*** Items ***
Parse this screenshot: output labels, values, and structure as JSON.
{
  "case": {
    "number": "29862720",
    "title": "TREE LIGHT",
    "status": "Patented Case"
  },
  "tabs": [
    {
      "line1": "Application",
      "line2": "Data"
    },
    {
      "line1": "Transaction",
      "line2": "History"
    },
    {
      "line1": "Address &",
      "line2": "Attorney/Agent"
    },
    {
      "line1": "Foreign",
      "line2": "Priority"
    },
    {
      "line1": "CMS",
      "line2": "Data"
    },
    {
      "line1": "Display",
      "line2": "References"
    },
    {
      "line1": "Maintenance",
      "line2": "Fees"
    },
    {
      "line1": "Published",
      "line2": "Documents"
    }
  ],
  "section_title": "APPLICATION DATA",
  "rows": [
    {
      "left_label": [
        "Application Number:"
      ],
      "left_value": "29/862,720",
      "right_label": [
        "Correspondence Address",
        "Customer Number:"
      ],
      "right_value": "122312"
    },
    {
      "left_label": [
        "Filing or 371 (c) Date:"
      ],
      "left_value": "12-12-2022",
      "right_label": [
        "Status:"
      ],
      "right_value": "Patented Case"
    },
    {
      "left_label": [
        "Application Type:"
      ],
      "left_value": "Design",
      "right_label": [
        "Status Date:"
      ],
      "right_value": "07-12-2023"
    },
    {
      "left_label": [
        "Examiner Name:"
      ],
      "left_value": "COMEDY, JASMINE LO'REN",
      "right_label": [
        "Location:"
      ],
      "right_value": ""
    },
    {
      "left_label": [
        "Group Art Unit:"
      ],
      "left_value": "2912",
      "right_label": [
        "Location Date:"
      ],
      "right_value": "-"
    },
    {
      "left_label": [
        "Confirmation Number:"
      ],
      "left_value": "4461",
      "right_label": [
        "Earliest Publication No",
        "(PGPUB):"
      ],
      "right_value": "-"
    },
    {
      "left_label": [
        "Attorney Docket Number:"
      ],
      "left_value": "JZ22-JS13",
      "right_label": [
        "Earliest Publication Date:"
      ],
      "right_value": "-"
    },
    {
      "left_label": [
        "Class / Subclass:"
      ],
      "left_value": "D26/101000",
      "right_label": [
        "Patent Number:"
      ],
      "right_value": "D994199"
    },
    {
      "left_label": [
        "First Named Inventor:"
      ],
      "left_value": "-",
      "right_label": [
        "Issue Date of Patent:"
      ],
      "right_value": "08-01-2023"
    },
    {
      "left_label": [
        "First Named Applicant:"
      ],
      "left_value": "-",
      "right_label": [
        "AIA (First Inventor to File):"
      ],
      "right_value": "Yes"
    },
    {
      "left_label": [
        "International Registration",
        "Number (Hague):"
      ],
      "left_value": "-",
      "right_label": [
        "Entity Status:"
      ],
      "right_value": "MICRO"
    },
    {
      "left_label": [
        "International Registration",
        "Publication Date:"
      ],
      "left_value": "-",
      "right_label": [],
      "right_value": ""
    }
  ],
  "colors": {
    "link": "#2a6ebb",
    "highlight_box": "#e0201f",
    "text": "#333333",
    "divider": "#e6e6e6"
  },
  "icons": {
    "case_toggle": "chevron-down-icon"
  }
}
***
== Required task ==
Copy out each line exactly as written.

== Answer to the task ==
Parse this screenshot: output labels, values, and structure as JSON.
{
  "case": {
    "number": "29862720",
    "title": "TREE LIGHT",
    "status": "Patented Case"
  },
  "tabs": [
    {
      "line1": "Application",
      "line2": "Data"
    },
    {
      "line1": "Transaction",
      "line2": "History"
    },
    {
      "line1": "Address &",
      "line2": "Attorney/Agent"
    },
    {
      "line1": "Foreign",
      "line2": "Priority"
    },
    {
      "line1": "CMS",
      "line2": "Data"
    },
    {
      "line1": "Display",
      "line2": "References"
    },
    {
      "line1": "Maintenance",
      "line2": "Fees"
    },
    {
      "line1": "Published",
      "line2": "Documents"
    }
  ],
  "section_title": "APPLICATION DATA",
  "rows": [
    {
      "left_label": [
        "Application Number:"
      ],
      "left_value": "29/862,720",
      "right_label": [
        "Correspondence Address",
        "Customer Number:"
      ],
      "right_value": "122312"
    },
    {
      "left_label": [
        "Filing or 371 (c) Date:"
      ],
      "left_value": "12-12-2022",
      "right_label": [
        "Status:"
      ],
      "right_value": "Patented Case"
    },
    {
      "left_label": [
        "Application Type:"
      ],
      "left_value": "Design",
      "right_label": [
        "Status Date:"
      ],
      "right_value": "07-12-2023"
    },
    {
      "left_label": [
        "Examiner Name:"
      ],
      "left_value": "COMEDY, JASMINE LO'REN",
      "right_label": [
        "Location:"
      ],
      "right_value": ""
    },
    {
      "left_label": [
        "Group Art Unit:"
      ],
      "left_value": "2912",
      "right_label": [
        "Location Date:"
      ],
      "right_value": "-"
    },
    {
      "left_label": [
        "Confirmation Number:"
      ],
      "left_value": "4461",
      "right_label": [
        "Earliest Publication No",
        "(PGPUB):"
      ],
      "right_value": "-"
    },
    {
      "left_label": [
        "Attorney Docket Number:"
      ],
      "left_value": "JZ22-JS13",
      "right_label": [
        "Earliest Publication Date:"
      ],
      "right_value": "-"
    },
    {
      "left_label": [
        "Class / Subclass:"
      ],
      "left_value": "D26/101000",
      "right_label": [
        "Patent Number:"
      ],
      "right_value": "D994199"
    },
    {
      "left_label": [
        "First Named Inventor:"
      ],
      "left_value": "-",
      "right_label": [
        "Issue Date of Patent:"
      ],
      "right_value": "08-01-2023"
    },
    {
      "left_label": [
        "First Named Applicant:"
      ],
      "left_value": "-",
      "right_label": [
        "AIA (First Inventor to File):"
      ],
      "right_value": "Yes"
    },
    {
      "left_label": [
        "International Registration",
        "Number (Hague):"
      ],
      "left_value": "-",
      "right_label": [
        "Entity Status:"
      ],
      "right_value": "MICRO"
    },
    {
      "left_label": [
        "International Registration",
        "Publication Date:"
      ],
      "left_value": "-",
      "right_label": [],
      "right_value": ""
    }
  ],
  "colors": {
    "link": "#2a6ebb",
    "highlight_box": "#e0201f",
    "text": "#333333",
    "divider": "#e6e6e6"
  },
  "icons": {
    "case_toggle": "chevron-down-icon"
  }
}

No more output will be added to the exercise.